> [GIVEN REQUEST]:
Collect all the lines that mention the word "toutefois".

> [RECORDS TO USE]:
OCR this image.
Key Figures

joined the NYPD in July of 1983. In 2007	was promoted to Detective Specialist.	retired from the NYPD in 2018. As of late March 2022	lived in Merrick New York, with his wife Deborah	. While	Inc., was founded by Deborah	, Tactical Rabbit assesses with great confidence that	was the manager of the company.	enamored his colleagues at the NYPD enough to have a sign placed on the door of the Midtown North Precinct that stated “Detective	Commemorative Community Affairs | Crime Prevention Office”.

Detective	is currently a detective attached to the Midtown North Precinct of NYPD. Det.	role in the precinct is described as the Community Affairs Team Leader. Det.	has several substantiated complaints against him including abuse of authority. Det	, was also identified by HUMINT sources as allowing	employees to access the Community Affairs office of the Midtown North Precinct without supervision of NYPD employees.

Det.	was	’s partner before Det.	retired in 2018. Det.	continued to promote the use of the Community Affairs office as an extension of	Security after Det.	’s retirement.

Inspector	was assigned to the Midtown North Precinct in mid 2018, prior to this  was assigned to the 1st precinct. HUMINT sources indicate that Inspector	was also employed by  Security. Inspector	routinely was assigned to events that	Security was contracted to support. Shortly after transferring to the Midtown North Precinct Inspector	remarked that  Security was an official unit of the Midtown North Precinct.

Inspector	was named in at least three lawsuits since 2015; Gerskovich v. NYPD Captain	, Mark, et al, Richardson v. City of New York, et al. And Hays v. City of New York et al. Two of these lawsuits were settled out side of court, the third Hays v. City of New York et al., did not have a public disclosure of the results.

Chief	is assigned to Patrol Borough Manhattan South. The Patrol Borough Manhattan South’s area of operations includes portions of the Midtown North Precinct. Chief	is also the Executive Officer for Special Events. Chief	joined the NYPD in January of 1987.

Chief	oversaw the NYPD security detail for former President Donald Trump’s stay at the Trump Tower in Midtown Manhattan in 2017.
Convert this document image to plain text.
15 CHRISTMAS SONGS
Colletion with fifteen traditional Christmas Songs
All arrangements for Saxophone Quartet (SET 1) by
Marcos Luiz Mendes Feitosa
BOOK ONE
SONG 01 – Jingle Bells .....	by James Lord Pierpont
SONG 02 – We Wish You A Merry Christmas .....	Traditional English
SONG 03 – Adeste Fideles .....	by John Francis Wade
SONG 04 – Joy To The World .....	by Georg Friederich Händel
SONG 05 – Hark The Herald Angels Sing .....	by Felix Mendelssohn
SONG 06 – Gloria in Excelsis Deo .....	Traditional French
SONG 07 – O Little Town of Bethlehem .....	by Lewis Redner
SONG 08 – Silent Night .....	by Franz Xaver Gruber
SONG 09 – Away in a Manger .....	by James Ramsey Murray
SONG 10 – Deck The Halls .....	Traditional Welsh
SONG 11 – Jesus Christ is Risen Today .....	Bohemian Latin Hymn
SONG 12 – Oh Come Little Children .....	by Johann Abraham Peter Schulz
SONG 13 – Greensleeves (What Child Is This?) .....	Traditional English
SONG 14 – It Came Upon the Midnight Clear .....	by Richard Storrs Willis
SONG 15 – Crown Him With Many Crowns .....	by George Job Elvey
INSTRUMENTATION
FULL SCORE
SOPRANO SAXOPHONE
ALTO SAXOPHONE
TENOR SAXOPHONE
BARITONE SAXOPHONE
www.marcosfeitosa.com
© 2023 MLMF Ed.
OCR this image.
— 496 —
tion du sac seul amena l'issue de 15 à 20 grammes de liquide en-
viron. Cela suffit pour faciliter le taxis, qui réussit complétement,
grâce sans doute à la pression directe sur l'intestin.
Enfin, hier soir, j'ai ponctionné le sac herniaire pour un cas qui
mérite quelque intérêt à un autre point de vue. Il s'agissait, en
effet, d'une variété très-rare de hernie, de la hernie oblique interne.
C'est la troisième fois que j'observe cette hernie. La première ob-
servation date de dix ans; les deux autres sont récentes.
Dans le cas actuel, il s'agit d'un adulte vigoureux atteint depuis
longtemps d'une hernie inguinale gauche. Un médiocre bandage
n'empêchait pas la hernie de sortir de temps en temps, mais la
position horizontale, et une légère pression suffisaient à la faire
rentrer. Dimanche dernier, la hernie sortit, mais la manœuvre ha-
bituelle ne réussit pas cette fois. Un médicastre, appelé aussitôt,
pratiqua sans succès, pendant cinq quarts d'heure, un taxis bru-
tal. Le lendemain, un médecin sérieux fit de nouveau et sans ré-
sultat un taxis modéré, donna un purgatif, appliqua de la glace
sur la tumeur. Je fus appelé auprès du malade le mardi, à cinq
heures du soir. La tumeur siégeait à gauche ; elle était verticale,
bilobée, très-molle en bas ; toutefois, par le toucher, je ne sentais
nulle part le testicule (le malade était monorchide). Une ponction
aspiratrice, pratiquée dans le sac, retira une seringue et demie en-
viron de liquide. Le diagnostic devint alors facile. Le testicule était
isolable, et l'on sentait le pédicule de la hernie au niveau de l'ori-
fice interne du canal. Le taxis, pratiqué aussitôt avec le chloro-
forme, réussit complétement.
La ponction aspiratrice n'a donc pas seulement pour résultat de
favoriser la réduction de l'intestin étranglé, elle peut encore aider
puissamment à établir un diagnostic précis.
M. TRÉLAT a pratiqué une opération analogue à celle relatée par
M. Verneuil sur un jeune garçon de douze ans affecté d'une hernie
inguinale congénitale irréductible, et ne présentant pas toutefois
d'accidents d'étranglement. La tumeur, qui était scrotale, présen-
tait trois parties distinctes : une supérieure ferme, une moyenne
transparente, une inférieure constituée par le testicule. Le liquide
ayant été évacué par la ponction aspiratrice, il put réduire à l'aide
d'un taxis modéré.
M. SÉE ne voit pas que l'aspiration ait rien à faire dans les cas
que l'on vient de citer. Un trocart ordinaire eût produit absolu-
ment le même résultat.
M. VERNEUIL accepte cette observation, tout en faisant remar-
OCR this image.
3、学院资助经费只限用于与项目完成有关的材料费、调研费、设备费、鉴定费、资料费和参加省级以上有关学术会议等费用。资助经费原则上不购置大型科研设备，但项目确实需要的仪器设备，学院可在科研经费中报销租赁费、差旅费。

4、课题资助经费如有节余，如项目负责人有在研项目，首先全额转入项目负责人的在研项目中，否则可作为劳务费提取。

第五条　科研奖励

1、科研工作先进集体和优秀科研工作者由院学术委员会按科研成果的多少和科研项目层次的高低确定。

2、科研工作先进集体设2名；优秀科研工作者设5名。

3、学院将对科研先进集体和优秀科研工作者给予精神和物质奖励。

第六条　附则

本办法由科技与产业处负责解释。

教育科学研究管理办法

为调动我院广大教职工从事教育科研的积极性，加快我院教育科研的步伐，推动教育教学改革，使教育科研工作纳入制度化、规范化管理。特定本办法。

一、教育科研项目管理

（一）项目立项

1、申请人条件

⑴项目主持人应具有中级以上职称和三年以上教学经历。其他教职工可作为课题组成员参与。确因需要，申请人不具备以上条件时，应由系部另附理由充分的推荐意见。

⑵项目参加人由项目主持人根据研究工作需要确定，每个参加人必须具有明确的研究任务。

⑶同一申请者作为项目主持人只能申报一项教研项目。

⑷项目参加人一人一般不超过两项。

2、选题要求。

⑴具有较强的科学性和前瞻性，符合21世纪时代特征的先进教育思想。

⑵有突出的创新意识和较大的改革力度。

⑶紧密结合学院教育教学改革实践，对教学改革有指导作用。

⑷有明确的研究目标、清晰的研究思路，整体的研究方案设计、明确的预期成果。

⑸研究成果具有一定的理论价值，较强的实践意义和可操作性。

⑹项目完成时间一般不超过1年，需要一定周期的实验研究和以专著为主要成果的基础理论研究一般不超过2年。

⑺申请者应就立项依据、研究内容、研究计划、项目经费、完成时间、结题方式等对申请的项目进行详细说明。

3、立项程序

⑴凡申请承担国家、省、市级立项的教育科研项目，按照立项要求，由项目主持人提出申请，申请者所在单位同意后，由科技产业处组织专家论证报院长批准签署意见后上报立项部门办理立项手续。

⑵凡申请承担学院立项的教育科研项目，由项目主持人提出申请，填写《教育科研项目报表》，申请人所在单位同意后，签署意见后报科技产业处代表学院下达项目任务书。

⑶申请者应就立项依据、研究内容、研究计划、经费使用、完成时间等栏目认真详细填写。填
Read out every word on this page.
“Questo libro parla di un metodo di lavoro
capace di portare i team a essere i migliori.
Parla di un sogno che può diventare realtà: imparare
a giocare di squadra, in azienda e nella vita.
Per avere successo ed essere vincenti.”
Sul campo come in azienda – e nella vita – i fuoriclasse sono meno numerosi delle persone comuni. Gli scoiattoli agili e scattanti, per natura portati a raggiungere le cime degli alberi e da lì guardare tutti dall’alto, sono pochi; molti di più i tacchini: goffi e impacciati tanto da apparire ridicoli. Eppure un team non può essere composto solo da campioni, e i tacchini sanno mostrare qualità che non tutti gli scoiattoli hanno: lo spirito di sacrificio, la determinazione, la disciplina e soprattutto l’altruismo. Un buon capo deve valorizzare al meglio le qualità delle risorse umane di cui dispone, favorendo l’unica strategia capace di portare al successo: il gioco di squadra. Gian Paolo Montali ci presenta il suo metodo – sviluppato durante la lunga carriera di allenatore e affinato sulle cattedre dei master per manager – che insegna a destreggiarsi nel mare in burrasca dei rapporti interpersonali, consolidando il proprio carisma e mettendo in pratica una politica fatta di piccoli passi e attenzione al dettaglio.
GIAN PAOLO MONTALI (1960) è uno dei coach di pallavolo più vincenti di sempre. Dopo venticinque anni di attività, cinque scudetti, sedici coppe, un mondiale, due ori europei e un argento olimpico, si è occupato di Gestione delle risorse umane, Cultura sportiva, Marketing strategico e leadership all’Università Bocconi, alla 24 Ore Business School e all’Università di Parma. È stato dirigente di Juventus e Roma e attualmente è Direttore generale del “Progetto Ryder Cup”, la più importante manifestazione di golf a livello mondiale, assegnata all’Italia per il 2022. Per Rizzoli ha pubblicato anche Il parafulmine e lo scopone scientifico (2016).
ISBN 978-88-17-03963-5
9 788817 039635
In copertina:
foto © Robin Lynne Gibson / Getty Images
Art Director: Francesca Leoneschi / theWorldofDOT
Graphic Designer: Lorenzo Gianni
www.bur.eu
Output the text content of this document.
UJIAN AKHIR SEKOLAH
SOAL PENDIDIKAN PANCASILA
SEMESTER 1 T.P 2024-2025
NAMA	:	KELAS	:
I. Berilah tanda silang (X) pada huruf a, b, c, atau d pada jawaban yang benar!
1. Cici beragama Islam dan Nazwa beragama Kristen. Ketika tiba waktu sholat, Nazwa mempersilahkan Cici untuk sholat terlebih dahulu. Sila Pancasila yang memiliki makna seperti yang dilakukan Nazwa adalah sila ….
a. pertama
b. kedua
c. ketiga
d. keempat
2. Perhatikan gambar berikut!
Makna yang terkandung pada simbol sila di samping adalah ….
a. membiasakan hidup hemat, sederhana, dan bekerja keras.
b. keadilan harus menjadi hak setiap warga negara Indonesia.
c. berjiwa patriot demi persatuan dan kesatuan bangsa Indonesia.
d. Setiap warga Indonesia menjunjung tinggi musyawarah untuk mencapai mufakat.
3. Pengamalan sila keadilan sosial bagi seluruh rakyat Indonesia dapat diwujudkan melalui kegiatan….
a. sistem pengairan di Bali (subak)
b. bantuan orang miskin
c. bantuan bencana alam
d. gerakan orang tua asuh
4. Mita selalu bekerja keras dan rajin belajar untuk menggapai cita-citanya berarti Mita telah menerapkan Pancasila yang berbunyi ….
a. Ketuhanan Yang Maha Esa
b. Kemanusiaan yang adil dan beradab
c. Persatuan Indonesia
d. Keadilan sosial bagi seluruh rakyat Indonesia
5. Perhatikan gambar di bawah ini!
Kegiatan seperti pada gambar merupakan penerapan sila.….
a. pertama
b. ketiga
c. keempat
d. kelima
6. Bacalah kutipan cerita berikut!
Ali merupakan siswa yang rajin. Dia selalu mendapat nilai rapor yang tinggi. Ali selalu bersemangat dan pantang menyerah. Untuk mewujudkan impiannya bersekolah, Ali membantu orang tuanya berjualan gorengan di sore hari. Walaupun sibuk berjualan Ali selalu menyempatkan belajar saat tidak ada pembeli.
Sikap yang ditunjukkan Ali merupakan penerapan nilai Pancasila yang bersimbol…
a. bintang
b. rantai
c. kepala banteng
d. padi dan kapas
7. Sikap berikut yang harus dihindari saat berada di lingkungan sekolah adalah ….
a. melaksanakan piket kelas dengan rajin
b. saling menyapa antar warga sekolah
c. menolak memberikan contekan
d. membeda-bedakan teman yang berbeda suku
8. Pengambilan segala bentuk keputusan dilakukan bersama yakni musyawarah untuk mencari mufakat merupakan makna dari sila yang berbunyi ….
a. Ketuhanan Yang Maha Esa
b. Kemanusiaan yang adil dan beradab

> [RESPONSE FOR THIS EXERCISE]:
bilobée, très-molle en bas ; toutefois, par le toucher, je ne sentais
inguinale congénitale irréductible, et ne présentant pas toutefois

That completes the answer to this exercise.